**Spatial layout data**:
****
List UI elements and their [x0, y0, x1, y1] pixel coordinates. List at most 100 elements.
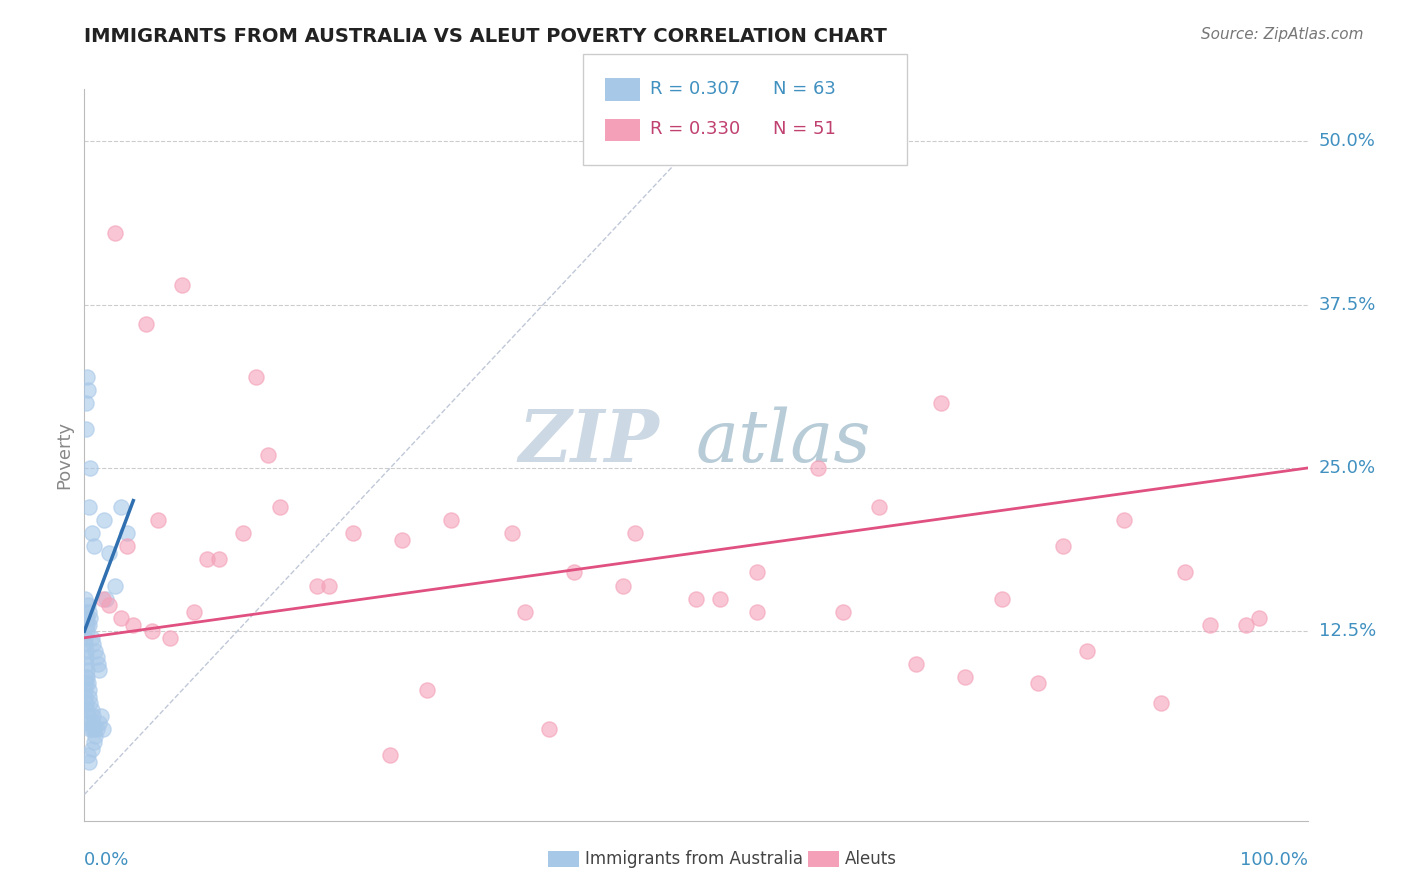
Point: [183, 605, 205, 619]
Point: [75, 650, 97, 665]
Point: [77, 617, 100, 632]
Point: [1052, 539, 1074, 553]
Point: [83, 735, 105, 749]
Point: [104, 578, 127, 592]
Point: [87, 664, 110, 678]
Point: [624, 526, 647, 541]
Point: [77, 755, 100, 769]
Point: [502, 526, 524, 541]
Point: [807, 461, 830, 475]
Text: IMMIGRANTS FROM AUSTRALIA VS ALEUT POVERTY CORRELATION CHART: IMMIGRANTS FROM AUSTRALIA VS ALEUT POVER…: [84, 27, 887, 45]
Point: [232, 526, 254, 541]
Point: [97, 546, 120, 560]
Text: 100.0%: 100.0%: [1240, 851, 1308, 869]
Point: [82, 709, 104, 723]
Point: [87, 715, 110, 730]
Point: [76, 676, 98, 690]
Point: [380, 748, 402, 763]
Point: [122, 617, 145, 632]
Point: [172, 278, 194, 293]
Point: [1114, 513, 1136, 527]
Point: [685, 591, 707, 606]
Y-axis label: Poverty: Poverty: [55, 421, 73, 489]
Point: [440, 513, 463, 527]
Point: [929, 395, 952, 409]
Text: 12.5%: 12.5%: [1319, 623, 1376, 640]
Point: [76, 611, 98, 625]
Text: Source: ZipAtlas.com: Source: ZipAtlas.com: [1201, 27, 1364, 42]
Point: [1150, 696, 1173, 710]
Point: [538, 723, 561, 737]
Text: ZIP: ZIP: [519, 407, 659, 477]
Point: [76, 670, 98, 684]
Point: [747, 605, 769, 619]
Point: [91, 591, 114, 606]
Point: [96, 591, 118, 606]
Point: [79, 611, 101, 625]
Text: 0.0%: 0.0%: [84, 851, 129, 869]
Text: R = 0.330: R = 0.330: [650, 120, 740, 138]
Point: [82, 715, 104, 730]
Text: N = 51: N = 51: [773, 120, 837, 138]
Point: [79, 461, 101, 475]
Point: [115, 539, 138, 553]
Point: [77, 500, 100, 515]
Point: [79, 723, 101, 737]
Point: [342, 526, 364, 541]
Point: [747, 566, 769, 580]
Point: [84, 644, 107, 658]
Point: [305, 578, 328, 592]
Text: atlas: atlas: [696, 407, 872, 477]
Point: [75, 591, 97, 606]
Text: N = 63: N = 63: [773, 80, 837, 98]
Point: [80, 723, 103, 737]
Point: [80, 631, 103, 645]
Text: 37.5%: 37.5%: [1319, 296, 1376, 314]
Point: [869, 500, 891, 515]
Point: [75, 670, 97, 684]
Point: [77, 748, 100, 763]
Point: [86, 723, 108, 737]
Point: [1236, 617, 1258, 632]
Point: [135, 318, 157, 332]
Point: [76, 664, 98, 678]
Text: 25.0%: 25.0%: [1319, 459, 1376, 477]
Point: [195, 552, 218, 566]
Point: [79, 696, 101, 710]
Point: [76, 369, 98, 384]
Point: [86, 650, 108, 665]
Point: [416, 683, 439, 698]
Point: [76, 624, 98, 639]
Point: [75, 644, 97, 658]
Point: [83, 539, 105, 553]
Point: [80, 741, 103, 756]
Point: [75, 683, 97, 698]
Point: [612, 578, 634, 592]
Point: [562, 566, 585, 580]
Point: [75, 605, 97, 619]
Point: [79, 690, 101, 704]
Point: [77, 598, 100, 612]
Point: [90, 709, 112, 723]
Point: [77, 383, 100, 397]
Point: [75, 696, 97, 710]
Point: [75, 422, 97, 436]
Point: [84, 729, 107, 743]
Point: [83, 723, 105, 737]
Text: Immigrants from Australia: Immigrants from Australia: [585, 850, 803, 868]
Point: [91, 723, 114, 737]
Point: [257, 448, 280, 462]
Point: [146, 513, 169, 527]
Point: [1247, 611, 1270, 625]
Point: [75, 676, 97, 690]
Point: [245, 369, 267, 384]
Point: [141, 624, 163, 639]
Point: [75, 637, 97, 651]
Point: [831, 605, 853, 619]
Text: 50.0%: 50.0%: [1319, 132, 1375, 151]
Point: [953, 670, 976, 684]
Point: [513, 605, 536, 619]
Point: [77, 683, 100, 698]
Point: [80, 703, 103, 717]
Point: [77, 715, 100, 730]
****
**What you are asked to do**: Rewrite the data above with every "Point" swapped for "Marker" and everything else unchanged. Omit the pictures.

**The result**:
List UI elements and their [x0, y0, x1, y1] pixel coordinates. List at most 100 elements.
Marker: [183, 605, 205, 619]
Marker: [75, 650, 97, 665]
Marker: [77, 617, 100, 632]
Marker: [1052, 539, 1074, 553]
Marker: [83, 735, 105, 749]
Marker: [104, 578, 127, 592]
Marker: [87, 664, 110, 678]
Marker: [624, 526, 647, 541]
Marker: [77, 755, 100, 769]
Marker: [502, 526, 524, 541]
Marker: [807, 461, 830, 475]
Text: IMMIGRANTS FROM AUSTRALIA VS ALEUT POVERTY CORRELATION CHART: IMMIGRANTS FROM AUSTRALIA VS ALEUT POVER…: [84, 27, 887, 45]
Marker: [232, 526, 254, 541]
Marker: [97, 546, 120, 560]
Text: 100.0%: 100.0%: [1240, 851, 1308, 869]
Marker: [82, 709, 104, 723]
Marker: [87, 715, 110, 730]
Marker: [76, 676, 98, 690]
Marker: [380, 748, 402, 763]
Marker: [122, 617, 145, 632]
Marker: [172, 278, 194, 293]
Marker: [1114, 513, 1136, 527]
Marker: [685, 591, 707, 606]
Y-axis label: Poverty: Poverty: [55, 421, 73, 489]
Marker: [440, 513, 463, 527]
Marker: [929, 395, 952, 409]
Text: 12.5%: 12.5%: [1319, 623, 1376, 640]
Marker: [76, 611, 98, 625]
Text: Source: ZipAtlas.com: Source: ZipAtlas.com: [1201, 27, 1364, 42]
Marker: [1150, 696, 1173, 710]
Marker: [538, 723, 561, 737]
Text: ZIP: ZIP: [519, 407, 659, 477]
Marker: [76, 670, 98, 684]
Marker: [747, 605, 769, 619]
Marker: [91, 591, 114, 606]
Marker: [96, 591, 118, 606]
Marker: [79, 611, 101, 625]
Text: 0.0%: 0.0%: [84, 851, 129, 869]
Text: R = 0.330: R = 0.330: [650, 120, 740, 138]
Marker: [82, 715, 104, 730]
Text: N = 51: N = 51: [773, 120, 837, 138]
Marker: [79, 461, 101, 475]
Marker: [115, 539, 138, 553]
Marker: [77, 500, 100, 515]
Marker: [79, 723, 101, 737]
Marker: [342, 526, 364, 541]
Marker: [747, 566, 769, 580]
Marker: [84, 644, 107, 658]
Marker: [305, 578, 328, 592]
Text: atlas: atlas: [696, 407, 872, 477]
Marker: [75, 591, 97, 606]
Text: N = 63: N = 63: [773, 80, 837, 98]
Marker: [80, 723, 103, 737]
Marker: [80, 631, 103, 645]
Text: 37.5%: 37.5%: [1319, 296, 1376, 314]
Marker: [869, 500, 891, 515]
Marker: [75, 670, 97, 684]
Marker: [77, 748, 100, 763]
Marker: [86, 723, 108, 737]
Marker: [1236, 617, 1258, 632]
Marker: [135, 318, 157, 332]
Marker: [76, 664, 98, 678]
Text: 25.0%: 25.0%: [1319, 459, 1376, 477]
Marker: [195, 552, 218, 566]
Marker: [79, 696, 101, 710]
Marker: [76, 369, 98, 384]
Marker: [86, 650, 108, 665]
Marker: [416, 683, 439, 698]
Marker: [76, 624, 98, 639]
Marker: [75, 644, 97, 658]
Marker: [83, 539, 105, 553]
Marker: [80, 741, 103, 756]
Marker: [75, 683, 97, 698]
Marker: [612, 578, 634, 592]
Marker: [562, 566, 585, 580]
Marker: [75, 605, 97, 619]
Marker: [79, 690, 101, 704]
Marker: [77, 598, 100, 612]
Marker: [90, 709, 112, 723]
Marker: [77, 383, 100, 397]
Marker: [75, 696, 97, 710]
Marker: [75, 422, 97, 436]
Marker: [84, 729, 107, 743]
Marker: [83, 723, 105, 737]
Text: Immigrants from Australia: Immigrants from Australia: [585, 850, 803, 868]
Marker: [91, 723, 114, 737]
Marker: [257, 448, 280, 462]
Marker: [146, 513, 169, 527]
Marker: [1247, 611, 1270, 625]
Marker: [75, 676, 97, 690]
Marker: [245, 369, 267, 384]
Marker: [141, 624, 163, 639]
Marker: [75, 637, 97, 651]
Marker: [831, 605, 853, 619]
Text: 50.0%: 50.0%: [1319, 132, 1375, 151]
Marker: [953, 670, 976, 684]
Marker: [513, 605, 536, 619]
Marker: [77, 683, 100, 698]
Marker: [80, 703, 103, 717]
Marker: [77, 715, 100, 730]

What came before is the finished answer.